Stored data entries
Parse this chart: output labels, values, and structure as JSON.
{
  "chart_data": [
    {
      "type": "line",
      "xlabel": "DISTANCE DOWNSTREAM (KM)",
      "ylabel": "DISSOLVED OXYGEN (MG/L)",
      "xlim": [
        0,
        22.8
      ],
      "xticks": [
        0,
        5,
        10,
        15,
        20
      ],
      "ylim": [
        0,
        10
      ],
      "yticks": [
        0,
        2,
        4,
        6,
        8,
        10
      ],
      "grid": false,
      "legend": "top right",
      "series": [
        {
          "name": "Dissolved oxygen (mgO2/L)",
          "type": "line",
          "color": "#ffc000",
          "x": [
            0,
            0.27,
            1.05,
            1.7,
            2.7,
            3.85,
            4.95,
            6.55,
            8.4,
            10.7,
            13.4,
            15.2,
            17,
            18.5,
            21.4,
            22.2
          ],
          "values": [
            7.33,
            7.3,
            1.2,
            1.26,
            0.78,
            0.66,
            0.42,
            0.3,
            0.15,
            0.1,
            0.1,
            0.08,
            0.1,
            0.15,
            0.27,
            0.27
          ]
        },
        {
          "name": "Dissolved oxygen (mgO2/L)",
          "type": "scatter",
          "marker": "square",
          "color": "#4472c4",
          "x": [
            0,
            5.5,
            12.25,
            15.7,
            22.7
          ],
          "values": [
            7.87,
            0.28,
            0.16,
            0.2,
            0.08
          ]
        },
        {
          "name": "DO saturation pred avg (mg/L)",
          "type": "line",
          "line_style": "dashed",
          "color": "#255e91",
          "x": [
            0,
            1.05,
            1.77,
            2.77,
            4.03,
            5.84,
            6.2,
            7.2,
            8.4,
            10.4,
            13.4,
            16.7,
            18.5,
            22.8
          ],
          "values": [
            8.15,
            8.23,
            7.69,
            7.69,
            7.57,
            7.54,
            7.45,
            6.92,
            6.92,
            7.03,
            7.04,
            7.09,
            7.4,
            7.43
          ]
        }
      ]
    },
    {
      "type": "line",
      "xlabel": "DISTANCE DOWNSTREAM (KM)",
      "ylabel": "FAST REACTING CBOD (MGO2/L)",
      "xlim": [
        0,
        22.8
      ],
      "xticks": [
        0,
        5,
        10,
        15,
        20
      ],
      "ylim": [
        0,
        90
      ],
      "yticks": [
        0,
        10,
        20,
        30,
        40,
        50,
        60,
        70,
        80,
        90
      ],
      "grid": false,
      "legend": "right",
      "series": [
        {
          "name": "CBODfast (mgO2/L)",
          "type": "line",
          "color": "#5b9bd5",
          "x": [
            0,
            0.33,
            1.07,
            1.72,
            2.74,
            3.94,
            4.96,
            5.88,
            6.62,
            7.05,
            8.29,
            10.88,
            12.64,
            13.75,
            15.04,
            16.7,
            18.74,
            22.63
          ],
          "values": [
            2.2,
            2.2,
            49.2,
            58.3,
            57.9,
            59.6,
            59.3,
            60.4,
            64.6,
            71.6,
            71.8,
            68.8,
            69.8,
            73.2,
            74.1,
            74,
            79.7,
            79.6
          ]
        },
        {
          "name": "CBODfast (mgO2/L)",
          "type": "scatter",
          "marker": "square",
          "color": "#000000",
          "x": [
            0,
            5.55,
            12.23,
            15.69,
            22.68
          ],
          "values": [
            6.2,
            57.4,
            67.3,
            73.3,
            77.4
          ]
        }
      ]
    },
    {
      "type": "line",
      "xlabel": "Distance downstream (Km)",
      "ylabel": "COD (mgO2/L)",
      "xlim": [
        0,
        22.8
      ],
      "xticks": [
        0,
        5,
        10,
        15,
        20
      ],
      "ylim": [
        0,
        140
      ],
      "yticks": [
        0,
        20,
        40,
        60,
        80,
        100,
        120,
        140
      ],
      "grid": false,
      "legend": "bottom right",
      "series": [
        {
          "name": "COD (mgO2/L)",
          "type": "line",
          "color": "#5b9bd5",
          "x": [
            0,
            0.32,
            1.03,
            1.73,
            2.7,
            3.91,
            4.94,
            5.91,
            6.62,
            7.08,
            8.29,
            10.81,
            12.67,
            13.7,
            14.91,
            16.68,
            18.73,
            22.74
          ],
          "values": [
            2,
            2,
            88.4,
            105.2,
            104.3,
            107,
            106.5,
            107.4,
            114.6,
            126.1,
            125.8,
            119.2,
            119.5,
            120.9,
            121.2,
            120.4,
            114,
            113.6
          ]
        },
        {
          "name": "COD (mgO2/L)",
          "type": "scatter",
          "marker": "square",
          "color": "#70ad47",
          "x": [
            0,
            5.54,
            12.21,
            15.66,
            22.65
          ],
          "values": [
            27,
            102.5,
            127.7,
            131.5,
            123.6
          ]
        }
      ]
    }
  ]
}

▶ **WRITTEN TASK**: Retype the records above exactly.

▶ **RESULT BELOW**:
Parse this chart: output labels, values, and structure as JSON.
{
  "chart_data": [
    {
      "type": "line",
      "xlabel": "DISTANCE DOWNSTREAM (KM)",
      "ylabel": "DISSOLVED OXYGEN (MG/L)",
      "xlim": [
        0,
        22.8
      ],
      "xticks": [
        0,
        5,
        10,
        15,
        20
      ],
      "ylim": [
        0,
        10
      ],
      "yticks": [
        0,
        2,
        4,
        6,
        8,
        10
      ],
      "grid": false,
      "legend": "top right",
      "series": [
        {
          "name": "Dissolved oxygen (mgO2/L)",
          "type": "line",
          "color": "#ffc000",
          "x": [
            0,
            0.27,
            1.05,
            1.7,
            2.7,
            3.85,
            4.95,
            6.55,
            8.4,
            10.7,
            13.4,
            15.2,
            17,
            18.5,
            21.4,
            22.2
          ],
          "values": [
            7.33,
            7.3,
            1.2,
            1.26,
            0.78,
            0.66,
            0.42,
            0.3,
            0.15,
            0.1,
            0.1,
            0.08,
            0.1,
            0.15,
            0.27,
            0.27
          ]
        },
        {
          "name": "Dissolved oxygen (mgO2/L)",
          "type": "scatter",
          "marker": "square",
          "color": "#4472c4",
          "x": [
            0,
            5.5,
            12.25,
            15.7,
            22.7
          ],
          "values": [
            7.87,
            0.28,
            0.16,
            0.2,
            0.08
          ]
        },
        {
          "name": "DO saturation pred avg (mg/L)",
          "type": "line",
          "line_style": "dashed",
          "color": "#255e91",
          "x": [
            0,
            1.05,
            1.77,
            2.77,
            4.03,
            5.84,
            6.2,
            7.2,
            8.4,
            10.4,
            13.4,
            16.7,
            18.5,
            22.8
          ],
          "values": [
            8.15,
            8.23,
            7.69,
            7.69,
            7.57,
            7.54,
            7.45,
            6.92,
            6.92,
            7.03,
            7.04,
            7.09,
            7.4,
            7.43
          ]
        }
      ]
    },
    {
      "type": "line",
      "xlabel": "DISTANCE DOWNSTREAM (KM)",
      "ylabel": "FAST REACTING CBOD (MGO2/L)",
      "xlim": [
        0,
        22.8
      ],
      "xticks": [
        0,
        5,
        10,
        15,
        20
      ],
      "ylim": [
        0,
        90
      ],
      "yticks": [
        0,
        10,
        20,
        30,
        40,
        50,
        60,
        70,
        80,
        90
      ],
      "grid": false,
      "legend": "right",
      "series": [
        {
          "name": "CBODfast (mgO2/L)",
          "type": "line",
          "color": "#5b9bd5",
          "x": [
            0,
            0.33,
            1.07,
            1.72,
            2.74,
            3.94,
            4.96,
            5.88,
            6.62,
            7.05,
            8.29,
            10.88,
            12.64,
            13.75,
            15.04,
            16.7,
            18.74,
            22.63
          ],
          "values": [
            2.2,
            2.2,
            49.2,
            58.3,
            57.9,
            59.6,
            59.3,
            60.4,
            64.6,
            71.6,
            71.8,
            68.8,
            69.8,
            73.2,
            74.1,
            74,
            79.7,
            79.6
          ]
        },
        {
          "name": "CBODfast (mgO2/L)",
          "type": "scatter",
          "marker": "square",
          "color": "#000000",
          "x": [
            0,
            5.55,
            12.23,
            15.69,
            22.68
          ],
          "values": [
            6.2,
            57.4,
            67.3,
            73.3,
            77.4
          ]
        }
      ]
    },
    {
      "type": "line",
      "xlabel": "Distance downstream (Km)",
      "ylabel": "COD (mgO2/L)",
      "xlim": [
        0,
        22.8
      ],
      "xticks": [
        0,
        5,
        10,
        15,
        20
      ],
      "ylim": [
        0,
        140
      ],
      "yticks": [
        0,
        20,
        40,
        60,
        80,
        100,
        120,
        140
      ],
      "grid": false,
      "legend": "bottom right",
      "series": [
        {
          "name": "COD (mgO2/L)",
          "type": "line",
          "color": "#5b9bd5",
          "x": [
            0,
            0.32,
            1.03,
            1.73,
            2.7,
            3.91,
            4.94,
            5.91,
            6.62,
            7.08,
            8.29,
            10.81,
            12.67,
            13.7,
            14.91,
            16.68,
            18.73,
            22.74
          ],
          "values": [
            2,
            2,
            88.4,
            105.2,
            104.3,
            107,
            106.5,
            107.4,
            114.6,
            126.1,
            125.8,
            119.2,
            119.5,
            120.9,
            121.2,
            120.4,
            114,
            113.6
          ]
        },
        {
          "name": "COD (mgO2/L)",
          "type": "scatter",
          "marker": "square",
          "color": "#70ad47",
          "x": [
            0,
            5.54,
            12.21,
            15.66,
            22.65
          ],
          "values": [
            27,
            102.5,
            127.7,
            131.5,
            123.6
          ]
        }
      ]
    }
  ]
}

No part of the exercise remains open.